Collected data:
**********

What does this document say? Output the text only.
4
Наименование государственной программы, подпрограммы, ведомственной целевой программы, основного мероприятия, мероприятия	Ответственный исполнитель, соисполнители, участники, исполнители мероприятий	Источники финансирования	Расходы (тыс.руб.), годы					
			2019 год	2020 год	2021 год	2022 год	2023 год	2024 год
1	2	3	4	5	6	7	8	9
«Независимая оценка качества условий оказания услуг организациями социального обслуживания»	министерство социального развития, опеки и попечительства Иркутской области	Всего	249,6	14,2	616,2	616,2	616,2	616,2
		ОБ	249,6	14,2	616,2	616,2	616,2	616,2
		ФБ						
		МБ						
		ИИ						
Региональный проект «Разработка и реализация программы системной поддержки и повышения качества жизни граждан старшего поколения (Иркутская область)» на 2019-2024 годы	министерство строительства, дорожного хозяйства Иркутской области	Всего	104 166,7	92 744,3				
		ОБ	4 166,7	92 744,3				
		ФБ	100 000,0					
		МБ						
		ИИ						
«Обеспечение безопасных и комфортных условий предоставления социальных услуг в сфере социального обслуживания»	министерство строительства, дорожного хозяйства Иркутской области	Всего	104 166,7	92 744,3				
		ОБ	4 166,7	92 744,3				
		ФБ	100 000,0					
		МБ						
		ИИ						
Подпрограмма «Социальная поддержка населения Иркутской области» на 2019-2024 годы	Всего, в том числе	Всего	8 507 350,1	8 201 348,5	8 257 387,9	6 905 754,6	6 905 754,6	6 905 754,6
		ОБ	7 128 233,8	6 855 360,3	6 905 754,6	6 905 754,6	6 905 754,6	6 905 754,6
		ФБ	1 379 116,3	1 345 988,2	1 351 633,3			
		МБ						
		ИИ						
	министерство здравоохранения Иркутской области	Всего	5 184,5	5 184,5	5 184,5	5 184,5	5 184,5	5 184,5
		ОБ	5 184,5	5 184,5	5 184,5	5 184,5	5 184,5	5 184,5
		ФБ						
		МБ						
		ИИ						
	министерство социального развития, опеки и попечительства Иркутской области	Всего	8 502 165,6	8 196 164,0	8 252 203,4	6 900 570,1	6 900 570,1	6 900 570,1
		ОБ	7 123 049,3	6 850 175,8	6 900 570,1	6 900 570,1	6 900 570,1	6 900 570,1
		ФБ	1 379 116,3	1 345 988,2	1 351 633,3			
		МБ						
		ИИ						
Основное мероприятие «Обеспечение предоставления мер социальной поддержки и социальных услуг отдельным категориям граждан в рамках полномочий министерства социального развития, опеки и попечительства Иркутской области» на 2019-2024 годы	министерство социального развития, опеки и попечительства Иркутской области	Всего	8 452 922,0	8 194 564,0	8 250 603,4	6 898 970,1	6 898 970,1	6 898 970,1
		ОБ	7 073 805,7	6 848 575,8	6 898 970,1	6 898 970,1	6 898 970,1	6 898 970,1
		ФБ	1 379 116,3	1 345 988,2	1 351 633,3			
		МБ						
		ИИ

**********

Give an exact repetition of all the material.

Correct response:
What does this document say? Output the text only.
4
Наименование государственной программы, подпрограммы, ведомственной целевой программы, основного мероприятия, мероприятия	Ответственный исполнитель, соисполнители, участники, исполнители мероприятий	Источники финансирования	Расходы (тыс.руб.), годы					
			2019 год	2020 год	2021 год	2022 год	2023 год	2024 год
1	2	3	4	5	6	7	8	9
«Независимая оценка качества условий оказания услуг организациями социального обслуживания»	министерство социального развития, опеки и попечительства Иркутской области	Всего	249,6	14,2	616,2	616,2	616,2	616,2
		ОБ	249,6	14,2	616,2	616,2	616,2	616,2
		ФБ						
		МБ						
		ИИ						
Региональный проект «Разработка и реализация программы системной поддержки и повышения качества жизни граждан старшего поколения (Иркутская область)» на 2019-2024 годы	министерство строительства, дорожного хозяйства Иркутской области	Всего	104 166,7	92 744,3				
		ОБ	4 166,7	92 744,3				
		ФБ	100 000,0					
		МБ						
		ИИ						
«Обеспечение безопасных и комфортных условий предоставления социальных услуг в сфере социального обслуживания»	министерство строительства, дорожного хозяйства Иркутской области	Всего	104 166,7	92 744,3				
		ОБ	4 166,7	92 744,3				
		ФБ	100 000,0					
		МБ						
		ИИ						
Подпрограмма «Социальная поддержка населения Иркутской области» на 2019-2024 годы	Всего, в том числе	Всего	8 507 350,1	8 201 348,5	8 257 387,9	6 905 754,6	6 905 754,6	6 905 754,6
		ОБ	7 128 233,8	6 855 360,3	6 905 754,6	6 905 754,6	6 905 754,6	6 905 754,6
		ФБ	1 379 116,3	1 345 988,2	1 351 633,3			
		МБ						
		ИИ						
	министерство здравоохранения Иркутской области	Всего	5 184,5	5 184,5	5 184,5	5 184,5	5 184,5	5 184,5
		ОБ	5 184,5	5 184,5	5 184,5	5 184,5	5 184,5	5 184,5
		ФБ						
		МБ						
		ИИ						
	министерство социального развития, опеки и попечительства Иркутской области	Всего	8 502 165,6	8 196 164,0	8 252 203,4	6 900 570,1	6 900 570,1	6 900 570,1
		ОБ	7 123 049,3	6 850 175,8	6 900 570,1	6 900 570,1	6 900 570,1	6 900 570,1
		ФБ	1 379 116,3	1 345 988,2	1 351 633,3			
		МБ						
		ИИ						
Основное мероприятие «Обеспечение предоставления мер социальной поддержки и социальных услуг отдельным категориям граждан в рамках полномочий министерства социального развития, опеки и попечительства Иркутской области» на 2019-2024 годы	министерство социального развития, опеки и попечительства Иркутской области	Всего	8 452 922,0	8 194 564,0	8 250 603,4	6 898 970,1	6 898 970,1	6 898 970,1
		ОБ	7 073 805,7	6 848 575,8	6 898 970,1	6 898 970,1	6 898 970,1	6 898 970,1
		ФБ	1 379 116,3	1 345 988,2	1 351 633,3			
		МБ						
		ИИ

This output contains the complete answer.